Direction: Find every line in the records below that holds the word "title", and copy each one.

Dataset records
----------------------------------------

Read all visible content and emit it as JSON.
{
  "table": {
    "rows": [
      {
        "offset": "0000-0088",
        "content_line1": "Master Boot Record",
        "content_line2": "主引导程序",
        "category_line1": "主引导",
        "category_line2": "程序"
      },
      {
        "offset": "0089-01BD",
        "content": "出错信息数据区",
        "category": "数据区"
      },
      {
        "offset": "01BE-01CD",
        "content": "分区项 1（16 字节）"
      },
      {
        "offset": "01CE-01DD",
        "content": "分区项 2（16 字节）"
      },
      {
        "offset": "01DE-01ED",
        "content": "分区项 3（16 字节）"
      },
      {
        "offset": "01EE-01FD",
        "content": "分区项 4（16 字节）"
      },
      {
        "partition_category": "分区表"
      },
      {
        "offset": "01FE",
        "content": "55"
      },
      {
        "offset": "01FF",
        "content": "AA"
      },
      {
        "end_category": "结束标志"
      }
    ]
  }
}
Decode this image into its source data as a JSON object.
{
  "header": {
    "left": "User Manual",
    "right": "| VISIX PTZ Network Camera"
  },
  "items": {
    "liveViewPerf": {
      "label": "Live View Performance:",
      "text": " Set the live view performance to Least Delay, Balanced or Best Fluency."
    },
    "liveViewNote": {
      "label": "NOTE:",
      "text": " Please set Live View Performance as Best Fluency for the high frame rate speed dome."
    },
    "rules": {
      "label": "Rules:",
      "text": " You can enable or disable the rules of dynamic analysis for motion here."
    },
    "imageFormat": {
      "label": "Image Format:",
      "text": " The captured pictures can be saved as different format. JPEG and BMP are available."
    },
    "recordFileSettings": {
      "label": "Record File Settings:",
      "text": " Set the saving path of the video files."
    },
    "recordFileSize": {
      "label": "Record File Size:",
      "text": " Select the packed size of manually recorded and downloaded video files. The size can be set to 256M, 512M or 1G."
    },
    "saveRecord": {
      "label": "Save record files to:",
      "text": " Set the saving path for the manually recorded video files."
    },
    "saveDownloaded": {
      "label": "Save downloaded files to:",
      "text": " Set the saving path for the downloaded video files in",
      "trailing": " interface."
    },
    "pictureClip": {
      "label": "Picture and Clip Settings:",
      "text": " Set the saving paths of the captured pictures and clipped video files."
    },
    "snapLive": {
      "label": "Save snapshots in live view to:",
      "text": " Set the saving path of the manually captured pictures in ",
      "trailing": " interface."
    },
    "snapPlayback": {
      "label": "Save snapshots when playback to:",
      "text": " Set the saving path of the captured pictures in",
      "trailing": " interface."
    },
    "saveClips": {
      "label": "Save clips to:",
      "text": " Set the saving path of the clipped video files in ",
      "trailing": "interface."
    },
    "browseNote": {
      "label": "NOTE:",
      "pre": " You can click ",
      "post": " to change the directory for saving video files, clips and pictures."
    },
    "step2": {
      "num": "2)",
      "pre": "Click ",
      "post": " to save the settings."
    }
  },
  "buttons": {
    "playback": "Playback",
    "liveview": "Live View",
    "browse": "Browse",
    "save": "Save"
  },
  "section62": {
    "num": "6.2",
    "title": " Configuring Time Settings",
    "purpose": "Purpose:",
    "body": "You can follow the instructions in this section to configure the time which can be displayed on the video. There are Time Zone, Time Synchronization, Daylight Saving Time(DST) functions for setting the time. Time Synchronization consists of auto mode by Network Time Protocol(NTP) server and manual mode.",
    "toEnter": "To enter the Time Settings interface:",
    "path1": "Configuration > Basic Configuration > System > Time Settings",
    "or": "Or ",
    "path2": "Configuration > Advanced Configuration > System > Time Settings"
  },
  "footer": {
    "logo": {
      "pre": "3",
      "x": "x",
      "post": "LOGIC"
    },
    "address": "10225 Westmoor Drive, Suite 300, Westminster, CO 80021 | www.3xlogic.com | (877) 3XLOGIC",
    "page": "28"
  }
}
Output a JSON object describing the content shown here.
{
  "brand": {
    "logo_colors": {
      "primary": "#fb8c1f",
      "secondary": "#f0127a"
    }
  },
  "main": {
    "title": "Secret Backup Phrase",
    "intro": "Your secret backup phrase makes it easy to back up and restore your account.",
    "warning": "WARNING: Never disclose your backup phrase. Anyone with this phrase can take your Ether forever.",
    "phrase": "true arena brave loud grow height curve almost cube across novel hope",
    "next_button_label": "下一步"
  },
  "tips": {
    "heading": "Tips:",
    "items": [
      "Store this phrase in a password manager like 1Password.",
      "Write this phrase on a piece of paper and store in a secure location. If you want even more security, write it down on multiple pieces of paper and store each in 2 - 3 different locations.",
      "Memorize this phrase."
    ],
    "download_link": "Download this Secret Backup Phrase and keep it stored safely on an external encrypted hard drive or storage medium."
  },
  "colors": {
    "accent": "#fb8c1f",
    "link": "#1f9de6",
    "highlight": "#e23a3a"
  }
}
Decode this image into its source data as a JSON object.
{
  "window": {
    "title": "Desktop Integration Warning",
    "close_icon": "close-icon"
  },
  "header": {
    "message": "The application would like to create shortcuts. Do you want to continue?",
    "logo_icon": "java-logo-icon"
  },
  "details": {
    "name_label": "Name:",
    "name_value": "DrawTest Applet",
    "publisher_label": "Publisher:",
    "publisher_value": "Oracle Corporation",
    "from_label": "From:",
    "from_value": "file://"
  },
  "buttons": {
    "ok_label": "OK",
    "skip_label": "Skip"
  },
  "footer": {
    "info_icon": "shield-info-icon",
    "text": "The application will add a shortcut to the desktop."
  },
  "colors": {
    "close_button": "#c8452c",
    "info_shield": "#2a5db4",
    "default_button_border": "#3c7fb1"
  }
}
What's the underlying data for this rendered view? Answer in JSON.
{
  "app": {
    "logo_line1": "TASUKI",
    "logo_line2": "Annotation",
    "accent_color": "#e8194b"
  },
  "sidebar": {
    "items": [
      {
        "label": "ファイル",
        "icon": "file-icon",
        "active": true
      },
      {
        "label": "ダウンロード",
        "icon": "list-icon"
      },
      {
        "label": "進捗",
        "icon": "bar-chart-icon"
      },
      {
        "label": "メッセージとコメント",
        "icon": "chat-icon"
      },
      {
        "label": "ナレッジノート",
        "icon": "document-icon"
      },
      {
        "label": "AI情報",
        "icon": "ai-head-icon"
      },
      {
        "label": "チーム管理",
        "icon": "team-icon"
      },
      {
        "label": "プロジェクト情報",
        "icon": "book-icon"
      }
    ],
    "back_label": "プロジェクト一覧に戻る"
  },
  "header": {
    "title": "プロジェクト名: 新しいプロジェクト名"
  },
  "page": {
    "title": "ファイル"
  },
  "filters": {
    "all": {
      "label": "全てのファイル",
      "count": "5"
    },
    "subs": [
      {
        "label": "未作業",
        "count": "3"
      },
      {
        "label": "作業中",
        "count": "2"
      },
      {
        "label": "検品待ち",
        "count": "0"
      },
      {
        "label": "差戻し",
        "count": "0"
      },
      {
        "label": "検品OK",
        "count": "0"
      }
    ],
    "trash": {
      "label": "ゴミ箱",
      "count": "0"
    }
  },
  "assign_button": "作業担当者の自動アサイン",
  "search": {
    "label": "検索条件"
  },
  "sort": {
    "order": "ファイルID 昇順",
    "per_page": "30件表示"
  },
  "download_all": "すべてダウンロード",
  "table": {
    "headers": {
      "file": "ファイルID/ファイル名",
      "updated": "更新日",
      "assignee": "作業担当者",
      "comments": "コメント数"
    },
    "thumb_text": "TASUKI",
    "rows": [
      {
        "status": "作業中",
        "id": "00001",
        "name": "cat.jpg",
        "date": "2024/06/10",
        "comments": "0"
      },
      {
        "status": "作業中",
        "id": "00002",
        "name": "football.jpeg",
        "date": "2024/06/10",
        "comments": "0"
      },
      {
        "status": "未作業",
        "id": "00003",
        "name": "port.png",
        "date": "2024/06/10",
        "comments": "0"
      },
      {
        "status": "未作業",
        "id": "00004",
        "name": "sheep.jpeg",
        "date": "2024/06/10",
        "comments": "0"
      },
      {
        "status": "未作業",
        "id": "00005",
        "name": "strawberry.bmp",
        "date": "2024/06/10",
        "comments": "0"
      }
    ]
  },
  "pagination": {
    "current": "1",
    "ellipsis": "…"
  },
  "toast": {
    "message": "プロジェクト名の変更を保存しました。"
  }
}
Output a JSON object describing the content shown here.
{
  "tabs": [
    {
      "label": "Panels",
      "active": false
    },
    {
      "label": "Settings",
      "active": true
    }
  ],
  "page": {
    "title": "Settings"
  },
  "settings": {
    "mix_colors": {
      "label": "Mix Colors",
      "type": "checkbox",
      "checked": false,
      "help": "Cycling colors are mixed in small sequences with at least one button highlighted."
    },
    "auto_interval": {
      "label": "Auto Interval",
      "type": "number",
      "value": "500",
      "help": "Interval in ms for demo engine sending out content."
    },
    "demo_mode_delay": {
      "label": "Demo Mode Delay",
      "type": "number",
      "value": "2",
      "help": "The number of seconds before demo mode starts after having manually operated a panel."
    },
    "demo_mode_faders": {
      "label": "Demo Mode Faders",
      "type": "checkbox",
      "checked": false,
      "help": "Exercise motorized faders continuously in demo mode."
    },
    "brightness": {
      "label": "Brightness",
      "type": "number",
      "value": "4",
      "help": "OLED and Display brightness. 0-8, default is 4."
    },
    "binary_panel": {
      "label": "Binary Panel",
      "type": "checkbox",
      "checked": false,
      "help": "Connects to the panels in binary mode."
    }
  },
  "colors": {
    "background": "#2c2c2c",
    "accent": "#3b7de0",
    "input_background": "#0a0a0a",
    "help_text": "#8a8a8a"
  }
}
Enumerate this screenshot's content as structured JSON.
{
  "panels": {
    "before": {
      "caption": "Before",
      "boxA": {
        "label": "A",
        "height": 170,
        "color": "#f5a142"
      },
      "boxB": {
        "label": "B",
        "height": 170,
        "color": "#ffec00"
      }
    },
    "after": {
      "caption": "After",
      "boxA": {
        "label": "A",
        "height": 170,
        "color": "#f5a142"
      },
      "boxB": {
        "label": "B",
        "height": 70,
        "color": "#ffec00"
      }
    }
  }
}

----------------------------------------

Exercise result:
    "title": " Configuring Time Settings",
    "title": "Secret Backup Phrase",
    "title": "Desktop Integration Warning",
    "title": "プロジェクト名: 新しいプロジェクト名"
    "title": "ファイル"
    "title": "Settings"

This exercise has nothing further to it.